*The exercise:*
Return every line of the items below that contains the word "rails", matching case exactly.

*Information given:*
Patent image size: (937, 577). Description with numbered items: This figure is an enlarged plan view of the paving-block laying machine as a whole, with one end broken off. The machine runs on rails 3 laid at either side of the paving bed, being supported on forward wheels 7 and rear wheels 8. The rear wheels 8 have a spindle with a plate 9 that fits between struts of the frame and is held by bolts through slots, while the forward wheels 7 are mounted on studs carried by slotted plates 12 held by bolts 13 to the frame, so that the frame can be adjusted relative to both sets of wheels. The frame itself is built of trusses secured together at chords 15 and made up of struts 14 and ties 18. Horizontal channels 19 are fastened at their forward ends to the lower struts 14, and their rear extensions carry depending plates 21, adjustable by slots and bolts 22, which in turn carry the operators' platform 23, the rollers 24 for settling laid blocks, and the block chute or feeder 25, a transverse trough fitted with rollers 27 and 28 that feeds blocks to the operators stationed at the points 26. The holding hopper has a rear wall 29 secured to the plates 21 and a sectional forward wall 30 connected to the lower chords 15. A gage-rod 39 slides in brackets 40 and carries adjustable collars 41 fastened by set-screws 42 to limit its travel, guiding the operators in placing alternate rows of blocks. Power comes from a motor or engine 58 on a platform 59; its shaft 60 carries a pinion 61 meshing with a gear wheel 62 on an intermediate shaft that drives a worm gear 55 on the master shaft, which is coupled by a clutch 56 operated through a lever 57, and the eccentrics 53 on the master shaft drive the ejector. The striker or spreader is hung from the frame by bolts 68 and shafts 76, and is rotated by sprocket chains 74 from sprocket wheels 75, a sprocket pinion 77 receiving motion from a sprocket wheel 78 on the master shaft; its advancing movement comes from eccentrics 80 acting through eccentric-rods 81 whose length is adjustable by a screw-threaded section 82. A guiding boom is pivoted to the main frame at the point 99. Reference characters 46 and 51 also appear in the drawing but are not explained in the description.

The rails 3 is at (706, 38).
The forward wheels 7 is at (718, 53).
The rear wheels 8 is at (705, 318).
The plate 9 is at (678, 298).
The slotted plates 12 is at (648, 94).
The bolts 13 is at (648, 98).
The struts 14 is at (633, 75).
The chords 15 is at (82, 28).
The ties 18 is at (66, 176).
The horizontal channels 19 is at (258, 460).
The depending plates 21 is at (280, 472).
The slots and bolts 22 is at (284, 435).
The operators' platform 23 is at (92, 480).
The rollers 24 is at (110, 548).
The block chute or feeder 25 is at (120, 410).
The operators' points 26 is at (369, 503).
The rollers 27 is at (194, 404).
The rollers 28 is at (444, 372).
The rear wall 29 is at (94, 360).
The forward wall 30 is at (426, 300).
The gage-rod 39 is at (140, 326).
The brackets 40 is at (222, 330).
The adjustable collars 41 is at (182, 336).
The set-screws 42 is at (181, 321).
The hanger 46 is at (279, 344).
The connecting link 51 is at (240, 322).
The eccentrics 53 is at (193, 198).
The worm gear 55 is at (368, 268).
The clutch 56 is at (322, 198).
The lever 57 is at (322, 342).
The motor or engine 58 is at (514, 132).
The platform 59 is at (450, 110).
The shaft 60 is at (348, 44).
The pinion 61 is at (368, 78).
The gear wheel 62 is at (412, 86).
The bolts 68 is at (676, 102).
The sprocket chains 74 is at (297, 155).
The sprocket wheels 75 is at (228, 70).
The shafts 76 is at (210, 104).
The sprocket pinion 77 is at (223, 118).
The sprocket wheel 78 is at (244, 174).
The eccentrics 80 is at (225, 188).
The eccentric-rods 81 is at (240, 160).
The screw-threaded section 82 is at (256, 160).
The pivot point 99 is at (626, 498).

*Answer to this task:*
Patent image size: (937, 577). Description with numbered items: This figure is an enlarged plan view of the paving-block laying machine as a whole, with one end broken off. The machine runs on rails 3 laid at either side of the paving bed, being supported on forward wheels 7 and rear wheels 8. The rear wheels 8 have a spindle with a plate 9 that fits between struts of the frame and is held by bolts through slots, while the forward wheels 7 are mounted on studs carried by slotted plates 12 held by bolts 13 to the frame, so that the frame can be adjusted relative to both sets of wheels. The frame itself is built of trusses secured together at chords 15 and made up of struts 14 and ties 18. Horizontal channels 19 are fastened at their forward ends to the lower struts 14, and their rear extensions carry depending plates 21, adjustable by slots and bolts 22, which in turn carry the operators' platform 23, the rollers 24 for settling laid blocks, and the block chute or feeder 25, a transverse trough fitted with rollers 27 and 28 that feeds blocks to the operators stationed at the points 26. The holding hopper has a rear wall 29 secured to the plates 21 and a sectional forward wall 30 connected to the lower chords 15. A gage-rod 39 slides in brackets 40 and carries adjustable collars 41 fastened by set-screws 42 to limit its travel, guiding the operators in placing alternate rows of blocks. Power comes from a motor or engine 58 on a platform 59; its shaft 60 carries a pinion 61 meshing with a gear wheel 62 on an intermediate shaft that drives a worm gear 55 on the master shaft, which is coupled by a clutch 56 operated through a lever 57, and the eccentrics 53 on the master shaft drive the ejector. The striker or spreader is hung from the frame by bolts 68 and shafts 76, and is rotated by sprocket chains 74 from sprocket wheels 75, a sprocket pinion 77 receiving motion from a sprocket wheel 78 on the master shaft; its advancing movement comes from eccentrics 80 acting through eccentric-rods 81 whose length is adjustable by a screw-threaded section 82. A guiding boom is pivoted to the main frame at the point 99. Reference characters 46 and 51 also appear in the drawing but are not explained in the description.
The rails 3 is at (706, 38).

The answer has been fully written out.